» **Written instruction**
Please copy each of the records below word for word, keeping every character unchanged.

Labeled region entries:
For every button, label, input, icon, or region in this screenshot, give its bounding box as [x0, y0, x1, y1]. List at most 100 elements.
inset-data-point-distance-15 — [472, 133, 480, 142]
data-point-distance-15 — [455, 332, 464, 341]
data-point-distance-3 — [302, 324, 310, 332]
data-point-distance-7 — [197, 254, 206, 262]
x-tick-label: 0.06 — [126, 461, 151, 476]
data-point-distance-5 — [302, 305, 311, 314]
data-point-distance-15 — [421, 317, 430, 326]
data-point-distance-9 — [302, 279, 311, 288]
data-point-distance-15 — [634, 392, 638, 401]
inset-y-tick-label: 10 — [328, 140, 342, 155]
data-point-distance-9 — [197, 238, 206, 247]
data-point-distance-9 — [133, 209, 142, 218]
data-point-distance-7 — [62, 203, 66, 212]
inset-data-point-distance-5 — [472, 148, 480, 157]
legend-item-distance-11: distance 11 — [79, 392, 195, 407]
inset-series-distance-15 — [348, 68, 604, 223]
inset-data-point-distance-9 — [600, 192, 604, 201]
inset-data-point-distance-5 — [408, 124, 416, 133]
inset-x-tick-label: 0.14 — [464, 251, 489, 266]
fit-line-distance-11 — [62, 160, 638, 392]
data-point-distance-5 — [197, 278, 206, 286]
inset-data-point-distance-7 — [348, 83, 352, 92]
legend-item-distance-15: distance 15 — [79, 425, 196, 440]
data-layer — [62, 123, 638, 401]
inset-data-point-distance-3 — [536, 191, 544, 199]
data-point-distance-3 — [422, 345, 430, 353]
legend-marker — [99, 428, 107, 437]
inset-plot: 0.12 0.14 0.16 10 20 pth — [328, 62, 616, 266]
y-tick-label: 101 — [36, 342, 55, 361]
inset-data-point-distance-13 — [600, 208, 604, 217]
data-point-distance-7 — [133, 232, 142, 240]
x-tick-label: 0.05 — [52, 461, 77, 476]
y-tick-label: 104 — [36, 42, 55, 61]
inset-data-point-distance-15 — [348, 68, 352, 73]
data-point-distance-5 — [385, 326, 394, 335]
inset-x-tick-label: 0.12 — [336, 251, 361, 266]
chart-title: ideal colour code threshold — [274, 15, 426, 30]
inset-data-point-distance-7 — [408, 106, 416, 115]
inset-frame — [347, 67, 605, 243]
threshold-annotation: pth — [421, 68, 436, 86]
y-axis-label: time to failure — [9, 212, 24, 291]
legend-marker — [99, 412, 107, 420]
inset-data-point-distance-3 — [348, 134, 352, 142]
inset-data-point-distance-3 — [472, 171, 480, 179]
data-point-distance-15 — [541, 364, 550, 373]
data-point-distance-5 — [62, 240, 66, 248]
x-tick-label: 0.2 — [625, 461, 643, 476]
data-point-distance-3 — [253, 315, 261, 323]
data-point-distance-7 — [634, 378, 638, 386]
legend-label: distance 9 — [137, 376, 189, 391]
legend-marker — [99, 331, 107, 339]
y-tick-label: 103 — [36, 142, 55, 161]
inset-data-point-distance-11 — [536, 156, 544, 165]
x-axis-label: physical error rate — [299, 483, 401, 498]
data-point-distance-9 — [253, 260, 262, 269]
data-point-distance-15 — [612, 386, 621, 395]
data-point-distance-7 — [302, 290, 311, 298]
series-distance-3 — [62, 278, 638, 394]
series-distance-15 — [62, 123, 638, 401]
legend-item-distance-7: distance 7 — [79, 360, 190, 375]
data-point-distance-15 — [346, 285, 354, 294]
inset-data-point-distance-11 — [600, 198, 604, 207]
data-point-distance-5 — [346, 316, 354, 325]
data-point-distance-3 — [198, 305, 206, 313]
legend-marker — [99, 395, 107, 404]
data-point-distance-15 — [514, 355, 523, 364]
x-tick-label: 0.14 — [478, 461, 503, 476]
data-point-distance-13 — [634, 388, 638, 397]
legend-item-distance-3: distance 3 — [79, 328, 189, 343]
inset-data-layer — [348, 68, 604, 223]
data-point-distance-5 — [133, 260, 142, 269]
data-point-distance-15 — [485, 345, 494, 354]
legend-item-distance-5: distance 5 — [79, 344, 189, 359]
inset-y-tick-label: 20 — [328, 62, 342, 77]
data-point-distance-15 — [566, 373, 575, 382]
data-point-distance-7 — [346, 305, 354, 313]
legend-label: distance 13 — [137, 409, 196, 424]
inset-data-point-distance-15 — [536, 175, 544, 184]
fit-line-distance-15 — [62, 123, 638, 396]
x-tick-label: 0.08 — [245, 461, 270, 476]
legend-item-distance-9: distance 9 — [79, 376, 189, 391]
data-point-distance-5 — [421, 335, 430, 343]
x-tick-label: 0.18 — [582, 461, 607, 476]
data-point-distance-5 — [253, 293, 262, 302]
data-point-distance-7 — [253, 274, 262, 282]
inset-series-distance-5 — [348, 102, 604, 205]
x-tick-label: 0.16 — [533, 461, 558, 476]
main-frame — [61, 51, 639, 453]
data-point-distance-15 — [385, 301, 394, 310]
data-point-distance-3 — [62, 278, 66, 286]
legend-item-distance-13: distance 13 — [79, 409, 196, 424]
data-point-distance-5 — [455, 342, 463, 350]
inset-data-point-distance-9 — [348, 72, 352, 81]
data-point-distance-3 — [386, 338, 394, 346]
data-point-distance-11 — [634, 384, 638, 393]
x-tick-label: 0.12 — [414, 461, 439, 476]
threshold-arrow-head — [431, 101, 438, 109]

» **Solution to the exercise**
For every button, label, input, icon, or region in this screenshot, give its bounding box as [x0, y0, x1, y1]. List at most 100 elements.
inset-data-point-distance-15 — [472, 133, 480, 142]
data-point-distance-15 — [455, 332, 464, 341]
data-point-distance-3 — [302, 324, 310, 332]
data-point-distance-7 — [197, 254, 206, 262]
x-tick-label: 0.06 — [126, 461, 151, 476]
data-point-distance-5 — [302, 305, 311, 314]
data-point-distance-15 — [421, 317, 430, 326]
data-point-distance-9 — [302, 279, 311, 288]
data-point-distance-15 — [634, 392, 638, 401]
inset-y-tick-label: 10 — [328, 140, 342, 155]
data-point-distance-9 — [197, 238, 206, 247]
data-point-distance-9 — [133, 209, 142, 218]
data-point-distance-7 — [62, 203, 66, 212]
inset-data-point-distance-5 — [472, 148, 480, 157]
legend-item-distance-11: distance 11 — [79, 392, 195, 407]
inset-series-distance-15 — [348, 68, 604, 223]
inset-data-point-distance-9 — [600, 192, 604, 201]
inset-data-point-distance-5 — [408, 124, 416, 133]
inset-x-tick-label: 0.14 — [464, 251, 489, 266]
fit-line-distance-11 — [62, 160, 638, 392]
data-point-distance-5 — [197, 278, 206, 286]
inset-data-point-distance-7 — [348, 83, 352, 92]
legend-item-distance-15: distance 15 — [79, 425, 196, 440]
data-layer — [62, 123, 638, 401]
inset-data-point-distance-3 — [536, 191, 544, 199]
data-point-distance-3 — [422, 345, 430, 353]
legend-marker — [99, 428, 107, 437]
inset-plot: 0.12 0.14 0.16 10 20 pth — [328, 62, 616, 266]
y-tick-label: 101 — [36, 342, 55, 361]
inset-data-point-distance-13 — [600, 208, 604, 217]
data-point-distance-7 — [133, 232, 142, 240]
x-tick-label: 0.05 — [52, 461, 77, 476]
y-tick-label: 104 — [36, 42, 55, 61]
inset-data-point-distance-15 — [348, 68, 352, 73]
data-point-distance-5 — [385, 326, 394, 335]
inset-x-tick-label: 0.12 — [336, 251, 361, 266]
chart-title: ideal colour code threshold — [274, 15, 426, 30]
inset-data-point-distance-7 — [408, 106, 416, 115]
inset-frame — [347, 67, 605, 243]
threshold-annotation: pth — [421, 68, 436, 86]
y-axis-label: time to failure — [9, 212, 24, 291]
legend-marker — [99, 412, 107, 420]
inset-data-point-distance-3 — [348, 134, 352, 142]
inset-data-point-distance-3 — [472, 171, 480, 179]
data-point-distance-15 — [541, 364, 550, 373]
data-point-distance-5 — [62, 240, 66, 248]
x-tick-label: 0.2 — [625, 461, 643, 476]
data-point-distance-3 — [253, 315, 261, 323]
data-point-distance-7 — [634, 378, 638, 386]
legend-label: distance 9 — [137, 376, 189, 391]
legend-marker — [99, 331, 107, 339]
y-tick-label: 103 — [36, 142, 55, 161]
inset-data-point-distance-11 — [536, 156, 544, 165]
x-axis-label: physical error rate — [299, 483, 401, 498]
data-point-distance-9 — [253, 260, 262, 269]
data-point-distance-15 — [612, 386, 621, 395]
data-point-distance-7 — [302, 290, 311, 298]
series-distance-3 — [62, 278, 638, 394]
series-distance-15 — [62, 123, 638, 401]
legend-item-distance-7: distance 7 — [79, 360, 190, 375]
data-point-distance-15 — [346, 285, 354, 294]
inset-data-point-distance-11 — [600, 198, 604, 207]
data-point-distance-5 — [346, 316, 354, 325]
data-point-distance-3 — [198, 305, 206, 313]
legend-marker — [99, 395, 107, 404]
data-point-distance-15 — [514, 355, 523, 364]
x-tick-label: 0.14 — [478, 461, 503, 476]
data-point-distance-13 — [634, 388, 638, 397]
legend-item-distance-3: distance 3 — [79, 328, 189, 343]
inset-data-layer — [348, 68, 604, 223]
data-point-distance-5 — [133, 260, 142, 269]
data-point-distance-15 — [485, 345, 494, 354]
legend-item-distance-5: distance 5 — [79, 344, 189, 359]
inset-y-tick-label: 20 — [328, 62, 342, 77]
data-point-distance-15 — [566, 373, 575, 382]
data-point-distance-7 — [346, 305, 354, 313]
legend-label: distance 13 — [137, 409, 196, 424]
inset-data-point-distance-15 — [536, 175, 544, 184]
fit-line-distance-15 — [62, 123, 638, 396]
x-tick-label: 0.08 — [245, 461, 270, 476]
legend-item-distance-9: distance 9 — [79, 376, 189, 391]
data-point-distance-5 — [421, 335, 430, 343]
x-tick-label: 0.18 — [582, 461, 607, 476]
data-point-distance-5 — [253, 293, 262, 302]
data-point-distance-7 — [253, 274, 262, 282]
inset-series-distance-5 — [348, 102, 604, 205]
x-tick-label: 0.16 — [533, 461, 558, 476]
main-frame — [61, 51, 639, 453]
data-point-distance-15 — [385, 301, 394, 310]
data-point-distance-3 — [62, 278, 66, 286]
legend-item-distance-13: distance 13 — [79, 409, 196, 424]
data-point-distance-5 — [455, 342, 463, 350]
inset-data-point-distance-9 — [348, 72, 352, 81]
data-point-distance-3 — [386, 338, 394, 346]
data-point-distance-11 — [634, 384, 638, 393]
x-tick-label: 0.12 — [414, 461, 439, 476]
threshold-arrow-head — [431, 101, 438, 109]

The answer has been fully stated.